> **Written request**
Reproduce the listing exactly and skip over any pictures.

> **Records for the task**
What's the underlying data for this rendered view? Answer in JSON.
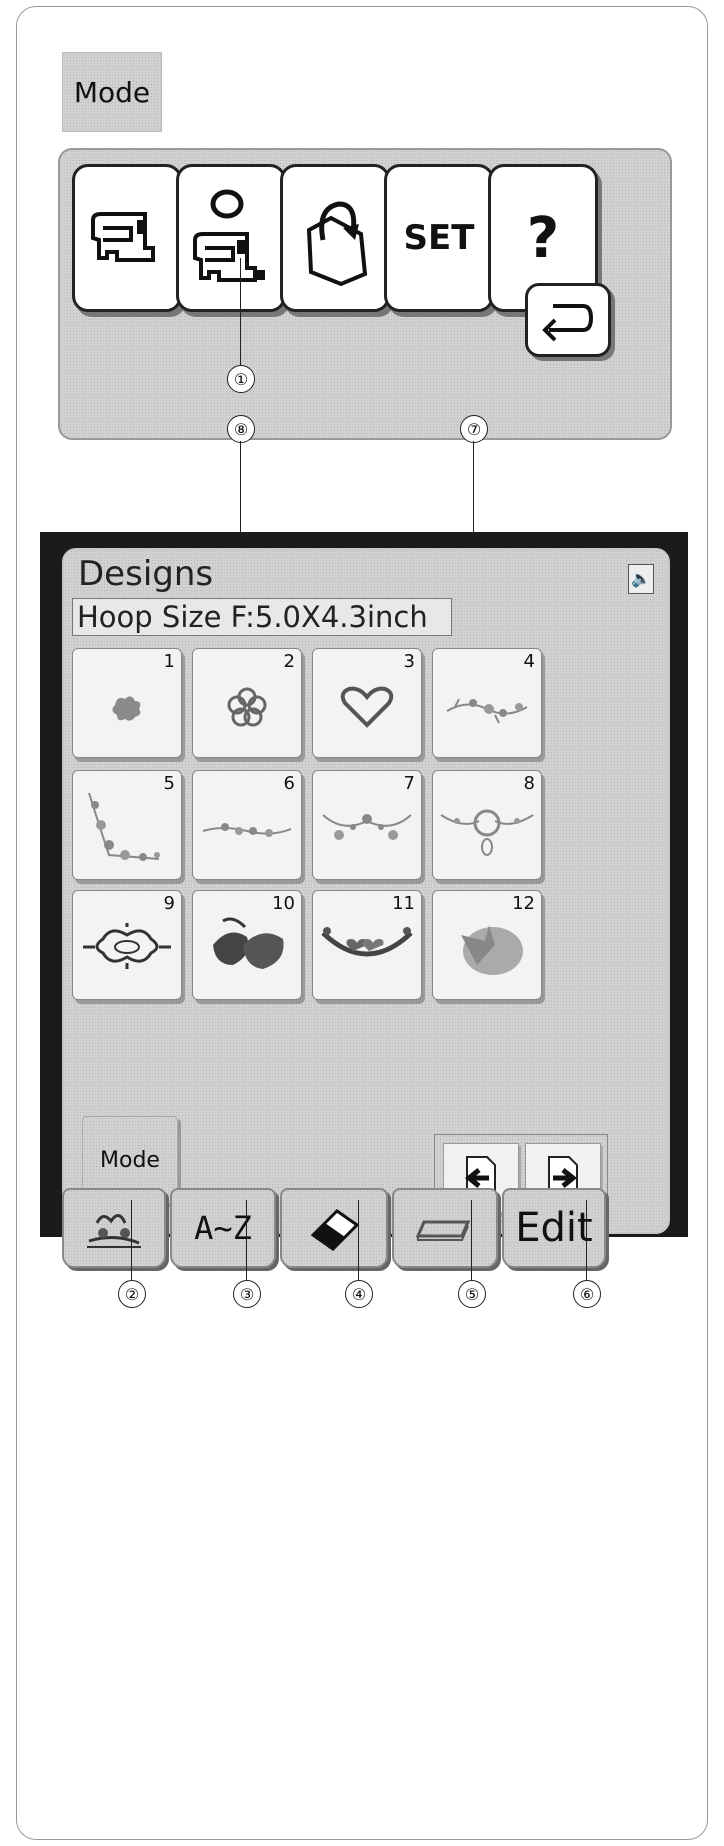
{
  "top_mode_label": "Mode",
  "toolbar": {
    "buttons": [
      {
        "icon": "sewing-machine-icon"
      },
      {
        "icon": "embroidery-machine-icon"
      },
      {
        "icon": "file-folder-icon"
      },
      {
        "label": "SET"
      },
      {
        "label": "?"
      }
    ],
    "back_icon": "return-arrow-icon"
  },
  "callouts": [
    "①",
    "②",
    "③",
    "④",
    "⑤",
    "⑥",
    "⑦",
    "⑧"
  ],
  "screen": {
    "title": "Designs",
    "hoop_size": "Hoop Size  F:5.0X4.3inch",
    "speaker_icon": "speaker-icon",
    "designs": [
      {
        "number": "1",
        "motif": "small-flower"
      },
      {
        "number": "2",
        "motif": "flower-outline"
      },
      {
        "number": "3",
        "motif": "heart"
      },
      {
        "number": "4",
        "motif": "floral-border"
      },
      {
        "number": "5",
        "motif": "floral-corner"
      },
      {
        "number": "6",
        "motif": "floral-vine"
      },
      {
        "number": "7",
        "motif": "floral-swag"
      },
      {
        "number": "8",
        "motif": "floral-wreath"
      },
      {
        "number": "9",
        "motif": "scroll-ornament"
      },
      {
        "number": "10",
        "motif": "leaves"
      },
      {
        "number": "11",
        "motif": "heart-garland"
      },
      {
        "number": "12",
        "motif": "starfish"
      }
    ],
    "mode_label": "Mode",
    "page_buttons": [
      "prev-page-icon",
      "next-page-icon"
    ],
    "tabs": [
      {
        "icon": "embroidery-designs-icon"
      },
      {
        "label": "A~Z"
      },
      {
        "icon": "eraser-icon"
      },
      {
        "icon": "hoop-icon"
      },
      {
        "label": "Edit"
      }
    ]
  }
}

> **Reply to the exercise**
What's the underlying data for this rendered view? Answer in JSON.
{
  "top_mode_label": "Mode",
  "toolbar": {
    "buttons": [
      {
        "icon": "sewing-machine-icon"
      },
      {
        "icon": "embroidery-machine-icon"
      },
      {
        "icon": "file-folder-icon"
      },
      {
        "label": "SET"
      },
      {
        "label": "?"
      }
    ],
    "back_icon": "return-arrow-icon"
  },
  "callouts": [
    "①",
    "②",
    "③",
    "④",
    "⑤",
    "⑥",
    "⑦",
    "⑧"
  ],
  "screen": {
    "title": "Designs",
    "hoop_size": "Hoop Size  F:5.0X4.3inch",
    "speaker_icon": "speaker-icon",
    "designs": [
      {
        "number": "1",
        "motif": "small-flower"
      },
      {
        "number": "2",
        "motif": "flower-outline"
      },
      {
        "number": "3",
        "motif": "heart"
      },
      {
        "number": "4",
        "motif": "floral-border"
      },
      {
        "number": "5",
        "motif": "floral-corner"
      },
      {
        "number": "6",
        "motif": "floral-vine"
      },
      {
        "number": "7",
        "motif": "floral-swag"
      },
      {
        "number": "8",
        "motif": "floral-wreath"
      },
      {
        "number": "9",
        "motif": "scroll-ornament"
      },
      {
        "number": "10",
        "motif": "leaves"
      },
      {
        "number": "11",
        "motif": "heart-garland"
      },
      {
        "number": "12",
        "motif": "starfish"
      }
    ],
    "mode_label": "Mode",
    "page_buttons": [
      "prev-page-icon",
      "next-page-icon"
    ],
    "tabs": [
      {
        "icon": "embroidery-designs-icon"
      },
      {
        "label": "A~Z"
      },
      {
        "icon": "eraser-icon"
      },
      {
        "icon": "hoop-icon"
      },
      {
        "label": "Edit"
      }
    ]
  }
}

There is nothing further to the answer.